Collected data:
--------------------

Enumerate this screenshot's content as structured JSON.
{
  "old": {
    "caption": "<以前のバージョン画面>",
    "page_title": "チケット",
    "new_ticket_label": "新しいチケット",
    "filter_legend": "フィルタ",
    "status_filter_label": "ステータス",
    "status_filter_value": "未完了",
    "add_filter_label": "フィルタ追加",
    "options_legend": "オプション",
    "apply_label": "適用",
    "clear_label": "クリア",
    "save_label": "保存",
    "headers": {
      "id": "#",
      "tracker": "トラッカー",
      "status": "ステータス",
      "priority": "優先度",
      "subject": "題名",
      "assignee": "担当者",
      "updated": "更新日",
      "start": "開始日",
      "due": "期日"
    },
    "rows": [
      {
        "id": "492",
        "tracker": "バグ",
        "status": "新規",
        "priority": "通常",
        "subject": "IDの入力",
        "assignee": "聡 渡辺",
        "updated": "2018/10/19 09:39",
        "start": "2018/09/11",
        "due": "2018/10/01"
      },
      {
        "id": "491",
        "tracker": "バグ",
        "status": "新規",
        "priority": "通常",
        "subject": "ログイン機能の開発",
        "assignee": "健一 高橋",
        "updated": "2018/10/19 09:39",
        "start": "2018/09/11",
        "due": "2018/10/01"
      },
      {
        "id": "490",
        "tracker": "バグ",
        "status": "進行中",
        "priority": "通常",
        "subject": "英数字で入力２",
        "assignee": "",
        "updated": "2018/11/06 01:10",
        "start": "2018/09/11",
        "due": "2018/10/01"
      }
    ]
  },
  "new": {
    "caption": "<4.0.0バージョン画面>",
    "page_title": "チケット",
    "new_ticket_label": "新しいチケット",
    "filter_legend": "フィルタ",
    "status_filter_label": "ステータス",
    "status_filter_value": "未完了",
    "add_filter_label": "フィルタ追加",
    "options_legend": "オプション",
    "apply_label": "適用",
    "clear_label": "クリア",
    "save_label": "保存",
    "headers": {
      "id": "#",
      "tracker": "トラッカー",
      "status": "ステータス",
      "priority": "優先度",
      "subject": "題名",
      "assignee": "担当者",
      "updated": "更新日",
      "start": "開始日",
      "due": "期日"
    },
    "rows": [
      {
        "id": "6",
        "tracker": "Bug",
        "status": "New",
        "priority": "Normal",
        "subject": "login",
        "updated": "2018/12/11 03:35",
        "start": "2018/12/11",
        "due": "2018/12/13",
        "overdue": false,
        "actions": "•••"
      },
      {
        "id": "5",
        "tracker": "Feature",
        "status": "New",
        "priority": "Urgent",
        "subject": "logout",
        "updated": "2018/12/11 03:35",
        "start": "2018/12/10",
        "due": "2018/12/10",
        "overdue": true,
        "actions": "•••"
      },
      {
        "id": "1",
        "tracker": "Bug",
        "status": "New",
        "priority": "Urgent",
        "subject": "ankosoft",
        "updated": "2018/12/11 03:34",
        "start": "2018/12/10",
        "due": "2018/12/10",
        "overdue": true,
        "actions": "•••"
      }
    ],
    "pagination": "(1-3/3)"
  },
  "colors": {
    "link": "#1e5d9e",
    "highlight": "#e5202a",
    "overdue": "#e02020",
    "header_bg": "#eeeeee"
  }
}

--------------------

What the task asks
Please repeat the listing exactly, with nothing left out.

Result
Enumerate this screenshot's content as structured JSON.
{
  "old": {
    "caption": "<以前のバージョン画面>",
    "page_title": "チケット",
    "new_ticket_label": "新しいチケット",
    "filter_legend": "フィルタ",
    "status_filter_label": "ステータス",
    "status_filter_value": "未完了",
    "add_filter_label": "フィルタ追加",
    "options_legend": "オプション",
    "apply_label": "適用",
    "clear_label": "クリア",
    "save_label": "保存",
    "headers": {
      "id": "#",
      "tracker": "トラッカー",
      "status": "ステータス",
      "priority": "優先度",
      "subject": "題名",
      "assignee": "担当者",
      "updated": "更新日",
      "start": "開始日",
      "due": "期日"
    },
    "rows": [
      {
        "id": "492",
        "tracker": "バグ",
        "status": "新規",
        "priority": "通常",
        "subject": "IDの入力",
        "assignee": "聡 渡辺",
        "updated": "2018/10/19 09:39",
        "start": "2018/09/11",
        "due": "2018/10/01"
      },
      {
        "id": "491",
        "tracker": "バグ",
        "status": "新規",
        "priority": "通常",
        "subject": "ログイン機能の開発",
        "assignee": "健一 高橋",
        "updated": "2018/10/19 09:39",
        "start": "2018/09/11",
        "due": "2018/10/01"
      },
      {
        "id": "490",
        "tracker": "バグ",
        "status": "進行中",
        "priority": "通常",
        "subject": "英数字で入力２",
        "assignee": "",
        "updated": "2018/11/06 01:10",
        "start": "2018/09/11",
        "due": "2018/10/01"
      }
    ]
  },
  "new": {
    "caption": "<4.0.0バージョン画面>",
    "page_title": "チケット",
    "new_ticket_label": "新しいチケット",
    "filter_legend": "フィルタ",
    "status_filter_label": "ステータス",
    "status_filter_value": "未完了",
    "add_filter_label": "フィルタ追加",
    "options_legend": "オプション",
    "apply_label": "適用",
    "clear_label": "クリア",
    "save_label": "保存",
    "headers": {
      "id": "#",
      "tracker": "トラッカー",
      "status": "ステータス",
      "priority": "優先度",
      "subject": "題名",
      "assignee": "担当者",
      "updated": "更新日",
      "start": "開始日",
      "due": "期日"
    },
    "rows": [
      {
        "id": "6",
        "tracker": "Bug",
        "status": "New",
        "priority": "Normal",
        "subject": "login",
        "updated": "2018/12/11 03:35",
        "start": "2018/12/11",
        "due": "2018/12/13",
        "overdue": false,
        "actions": "•••"
      },
      {
        "id": "5",
        "tracker": "Feature",
        "status": "New",
        "priority": "Urgent",
        "subject": "logout",
        "updated": "2018/12/11 03:35",
        "start": "2018/12/10",
        "due": "2018/12/10",
        "overdue": true,
        "actions": "•••"
      },
      {
        "id": "1",
        "tracker": "Bug",
        "status": "New",
        "priority": "Urgent",
        "subject": "ankosoft",
        "updated": "2018/12/11 03:34",
        "start": "2018/12/10",
        "due": "2018/12/10",
        "overdue": true,
        "actions": "•••"
      }
    ],
    "pagination": "(1-3/3)"
  },
  "colors": {
    "link": "#1e5d9e",
    "highlight": "#e5202a",
    "overdue": "#e02020",
    "header_bg": "#eeeeee"
  }
}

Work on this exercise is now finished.